*Given problem:*
Swap "legend-box" for "legend-container" in the entries from the start through the line containing "y-tick-label: 250 (66, 241, 89, 255)", and reproduce those lines with every other character unchanged.

*Recorded information:*
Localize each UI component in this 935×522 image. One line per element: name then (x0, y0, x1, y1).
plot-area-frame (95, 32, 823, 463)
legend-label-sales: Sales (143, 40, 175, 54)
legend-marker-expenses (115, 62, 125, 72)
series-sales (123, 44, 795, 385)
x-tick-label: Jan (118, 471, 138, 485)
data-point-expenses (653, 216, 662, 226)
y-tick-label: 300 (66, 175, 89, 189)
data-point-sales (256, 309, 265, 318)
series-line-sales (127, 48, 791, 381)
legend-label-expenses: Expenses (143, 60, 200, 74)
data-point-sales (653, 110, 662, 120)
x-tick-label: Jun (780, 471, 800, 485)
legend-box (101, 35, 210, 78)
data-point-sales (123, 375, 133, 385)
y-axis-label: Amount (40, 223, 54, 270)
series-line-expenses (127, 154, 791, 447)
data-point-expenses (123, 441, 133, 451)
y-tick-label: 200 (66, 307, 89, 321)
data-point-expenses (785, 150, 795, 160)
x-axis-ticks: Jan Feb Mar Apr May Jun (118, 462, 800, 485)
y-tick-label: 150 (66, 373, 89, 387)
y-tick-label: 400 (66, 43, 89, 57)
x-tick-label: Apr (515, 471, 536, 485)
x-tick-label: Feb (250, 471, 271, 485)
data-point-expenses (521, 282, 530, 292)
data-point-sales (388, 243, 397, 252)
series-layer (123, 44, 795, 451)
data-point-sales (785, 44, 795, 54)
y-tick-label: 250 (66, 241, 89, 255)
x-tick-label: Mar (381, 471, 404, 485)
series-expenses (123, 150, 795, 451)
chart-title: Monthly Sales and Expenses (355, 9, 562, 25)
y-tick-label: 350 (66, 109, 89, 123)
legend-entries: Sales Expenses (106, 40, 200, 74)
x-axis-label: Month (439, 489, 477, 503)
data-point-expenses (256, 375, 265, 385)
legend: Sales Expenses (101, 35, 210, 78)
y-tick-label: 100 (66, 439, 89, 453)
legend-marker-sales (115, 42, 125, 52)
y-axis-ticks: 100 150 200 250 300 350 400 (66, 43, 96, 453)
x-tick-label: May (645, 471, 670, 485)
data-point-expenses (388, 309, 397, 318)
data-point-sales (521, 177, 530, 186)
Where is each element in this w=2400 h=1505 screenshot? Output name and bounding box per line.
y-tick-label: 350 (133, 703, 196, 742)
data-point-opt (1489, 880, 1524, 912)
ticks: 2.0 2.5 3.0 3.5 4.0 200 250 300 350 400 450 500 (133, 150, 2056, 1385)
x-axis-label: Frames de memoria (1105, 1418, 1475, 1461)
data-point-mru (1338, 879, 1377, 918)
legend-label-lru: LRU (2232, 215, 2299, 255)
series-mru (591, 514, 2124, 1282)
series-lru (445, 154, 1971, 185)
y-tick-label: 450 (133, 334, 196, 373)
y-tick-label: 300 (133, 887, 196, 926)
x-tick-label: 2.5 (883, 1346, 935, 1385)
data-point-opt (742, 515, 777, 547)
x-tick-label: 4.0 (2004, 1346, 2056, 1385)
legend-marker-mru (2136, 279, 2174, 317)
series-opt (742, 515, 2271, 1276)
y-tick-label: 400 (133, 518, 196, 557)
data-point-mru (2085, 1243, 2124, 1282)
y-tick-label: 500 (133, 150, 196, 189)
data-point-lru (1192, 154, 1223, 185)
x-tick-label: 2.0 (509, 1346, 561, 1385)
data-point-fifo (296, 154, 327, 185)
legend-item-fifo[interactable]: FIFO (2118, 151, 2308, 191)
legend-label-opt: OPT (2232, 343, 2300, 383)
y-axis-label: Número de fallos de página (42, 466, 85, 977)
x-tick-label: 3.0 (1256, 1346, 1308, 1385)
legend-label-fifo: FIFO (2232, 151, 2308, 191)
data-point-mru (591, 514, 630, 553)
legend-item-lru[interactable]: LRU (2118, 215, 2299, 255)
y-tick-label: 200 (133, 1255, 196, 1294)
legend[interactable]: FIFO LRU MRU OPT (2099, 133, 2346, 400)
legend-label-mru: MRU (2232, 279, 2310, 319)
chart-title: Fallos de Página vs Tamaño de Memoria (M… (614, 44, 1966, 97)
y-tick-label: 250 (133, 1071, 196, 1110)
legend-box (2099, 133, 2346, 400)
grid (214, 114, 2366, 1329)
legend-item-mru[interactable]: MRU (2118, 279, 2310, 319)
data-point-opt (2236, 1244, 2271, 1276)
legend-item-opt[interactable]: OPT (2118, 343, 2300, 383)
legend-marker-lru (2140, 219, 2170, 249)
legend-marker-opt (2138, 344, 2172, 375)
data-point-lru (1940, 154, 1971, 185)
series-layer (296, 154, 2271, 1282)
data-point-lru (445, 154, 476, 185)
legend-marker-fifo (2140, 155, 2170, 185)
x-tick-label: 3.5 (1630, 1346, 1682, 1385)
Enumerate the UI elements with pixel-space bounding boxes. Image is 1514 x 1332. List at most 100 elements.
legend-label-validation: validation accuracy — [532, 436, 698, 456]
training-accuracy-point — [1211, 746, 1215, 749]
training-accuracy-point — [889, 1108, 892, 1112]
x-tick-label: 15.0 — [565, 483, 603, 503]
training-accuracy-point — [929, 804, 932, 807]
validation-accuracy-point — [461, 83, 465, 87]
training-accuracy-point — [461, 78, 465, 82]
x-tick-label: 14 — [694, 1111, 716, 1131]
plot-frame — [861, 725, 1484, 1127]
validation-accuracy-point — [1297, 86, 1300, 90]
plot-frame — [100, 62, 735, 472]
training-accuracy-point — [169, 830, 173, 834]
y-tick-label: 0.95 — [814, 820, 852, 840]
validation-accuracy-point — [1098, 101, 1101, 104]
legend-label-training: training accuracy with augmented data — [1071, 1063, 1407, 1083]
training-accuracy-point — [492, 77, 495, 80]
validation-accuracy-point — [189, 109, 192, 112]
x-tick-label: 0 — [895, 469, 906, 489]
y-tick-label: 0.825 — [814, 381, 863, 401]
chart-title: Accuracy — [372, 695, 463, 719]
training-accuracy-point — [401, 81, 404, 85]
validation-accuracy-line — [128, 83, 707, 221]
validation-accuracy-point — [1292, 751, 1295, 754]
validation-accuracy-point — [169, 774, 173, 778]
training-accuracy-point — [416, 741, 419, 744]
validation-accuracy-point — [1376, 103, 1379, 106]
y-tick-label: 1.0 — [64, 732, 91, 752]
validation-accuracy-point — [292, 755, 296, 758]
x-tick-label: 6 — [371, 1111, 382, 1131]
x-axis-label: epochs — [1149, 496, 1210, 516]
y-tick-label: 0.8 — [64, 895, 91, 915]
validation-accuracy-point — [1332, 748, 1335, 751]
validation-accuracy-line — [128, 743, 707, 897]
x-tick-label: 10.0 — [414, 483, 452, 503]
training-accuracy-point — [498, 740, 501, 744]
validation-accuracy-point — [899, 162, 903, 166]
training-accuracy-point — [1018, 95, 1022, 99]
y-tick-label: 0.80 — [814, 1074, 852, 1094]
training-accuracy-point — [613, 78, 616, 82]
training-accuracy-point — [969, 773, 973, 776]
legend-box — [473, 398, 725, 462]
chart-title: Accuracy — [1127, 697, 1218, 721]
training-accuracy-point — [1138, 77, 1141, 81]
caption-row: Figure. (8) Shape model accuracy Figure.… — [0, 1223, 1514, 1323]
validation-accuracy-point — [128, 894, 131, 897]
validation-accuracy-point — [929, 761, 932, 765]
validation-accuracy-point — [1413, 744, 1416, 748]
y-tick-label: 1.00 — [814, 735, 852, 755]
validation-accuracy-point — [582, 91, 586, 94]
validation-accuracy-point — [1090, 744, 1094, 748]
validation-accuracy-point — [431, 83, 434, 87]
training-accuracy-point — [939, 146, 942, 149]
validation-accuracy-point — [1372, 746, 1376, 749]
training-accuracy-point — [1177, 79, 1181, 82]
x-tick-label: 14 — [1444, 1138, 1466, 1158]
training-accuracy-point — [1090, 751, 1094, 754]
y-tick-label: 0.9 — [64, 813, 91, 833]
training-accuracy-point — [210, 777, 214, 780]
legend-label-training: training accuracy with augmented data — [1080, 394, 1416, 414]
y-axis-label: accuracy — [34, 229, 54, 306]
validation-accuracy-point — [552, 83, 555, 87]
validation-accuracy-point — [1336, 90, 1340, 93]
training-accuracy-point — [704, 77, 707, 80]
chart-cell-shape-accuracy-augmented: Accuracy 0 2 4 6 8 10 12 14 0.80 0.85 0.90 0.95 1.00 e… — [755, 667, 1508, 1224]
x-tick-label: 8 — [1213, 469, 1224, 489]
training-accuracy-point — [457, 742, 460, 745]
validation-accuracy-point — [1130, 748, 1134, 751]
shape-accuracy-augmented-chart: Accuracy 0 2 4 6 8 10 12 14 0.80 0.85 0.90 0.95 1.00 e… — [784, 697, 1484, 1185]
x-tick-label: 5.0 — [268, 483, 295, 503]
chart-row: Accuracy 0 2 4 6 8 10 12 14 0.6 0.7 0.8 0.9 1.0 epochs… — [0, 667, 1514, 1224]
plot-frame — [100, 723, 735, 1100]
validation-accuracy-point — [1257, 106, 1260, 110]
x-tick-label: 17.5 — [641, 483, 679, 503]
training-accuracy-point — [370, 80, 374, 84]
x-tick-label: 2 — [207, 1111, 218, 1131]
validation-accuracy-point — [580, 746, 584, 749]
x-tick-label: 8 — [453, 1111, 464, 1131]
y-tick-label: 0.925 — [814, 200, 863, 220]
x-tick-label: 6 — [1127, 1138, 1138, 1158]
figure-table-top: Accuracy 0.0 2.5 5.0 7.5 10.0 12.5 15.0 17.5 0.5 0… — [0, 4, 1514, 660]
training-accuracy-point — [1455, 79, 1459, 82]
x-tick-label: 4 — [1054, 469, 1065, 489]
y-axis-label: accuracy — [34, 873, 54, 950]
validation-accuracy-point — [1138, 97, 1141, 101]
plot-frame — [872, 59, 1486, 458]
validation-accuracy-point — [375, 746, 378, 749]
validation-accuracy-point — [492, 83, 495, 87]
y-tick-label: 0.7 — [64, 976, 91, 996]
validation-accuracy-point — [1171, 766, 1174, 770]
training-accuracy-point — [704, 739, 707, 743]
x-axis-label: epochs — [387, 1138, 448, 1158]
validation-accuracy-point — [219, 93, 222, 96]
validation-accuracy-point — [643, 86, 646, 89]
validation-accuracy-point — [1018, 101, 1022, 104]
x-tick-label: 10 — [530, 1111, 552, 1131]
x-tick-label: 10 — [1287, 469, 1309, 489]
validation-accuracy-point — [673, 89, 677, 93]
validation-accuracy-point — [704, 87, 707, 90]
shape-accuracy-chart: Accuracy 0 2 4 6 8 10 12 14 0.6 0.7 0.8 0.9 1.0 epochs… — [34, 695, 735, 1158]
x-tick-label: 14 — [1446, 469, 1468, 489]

*Output:*
Localize each UI component in this 935×522 image. One line per element: name then (x0, y0, x1, y1).
plot-area-frame (95, 32, 823, 463)
legend-label-sales: Sales (143, 40, 175, 54)
legend-marker-expenses (115, 62, 125, 72)
series-sales (123, 44, 795, 385)
x-tick-label: Jan (118, 471, 138, 485)
data-point-expenses (653, 216, 662, 226)
y-tick-label: 300 (66, 175, 89, 189)
data-point-sales (256, 309, 265, 318)
series-line-sales (127, 48, 791, 381)
legend-label-expenses: Expenses (143, 60, 200, 74)
data-point-sales (653, 110, 662, 120)
x-tick-label: Jun (780, 471, 800, 485)
legend-container (101, 35, 210, 78)
data-point-sales (123, 375, 133, 385)
y-axis-label: Amount (40, 223, 54, 270)
series-line-expenses (127, 154, 791, 447)
data-point-expenses (123, 441, 133, 451)
y-tick-label: 200 (66, 307, 89, 321)
data-point-expenses (785, 150, 795, 160)
x-axis-ticks: Jan Feb Mar Apr May Jun (118, 462, 800, 485)
y-tick-label: 150 (66, 373, 89, 387)
y-tick-label: 400 (66, 43, 89, 57)
x-tick-label: Apr (515, 471, 536, 485)
x-tick-label: Feb (250, 471, 271, 485)
data-point-expenses (521, 282, 530, 292)
data-point-sales (388, 243, 397, 252)
series-layer (123, 44, 795, 451)
data-point-sales (785, 44, 795, 54)
y-tick-label: 250 (66, 241, 89, 255)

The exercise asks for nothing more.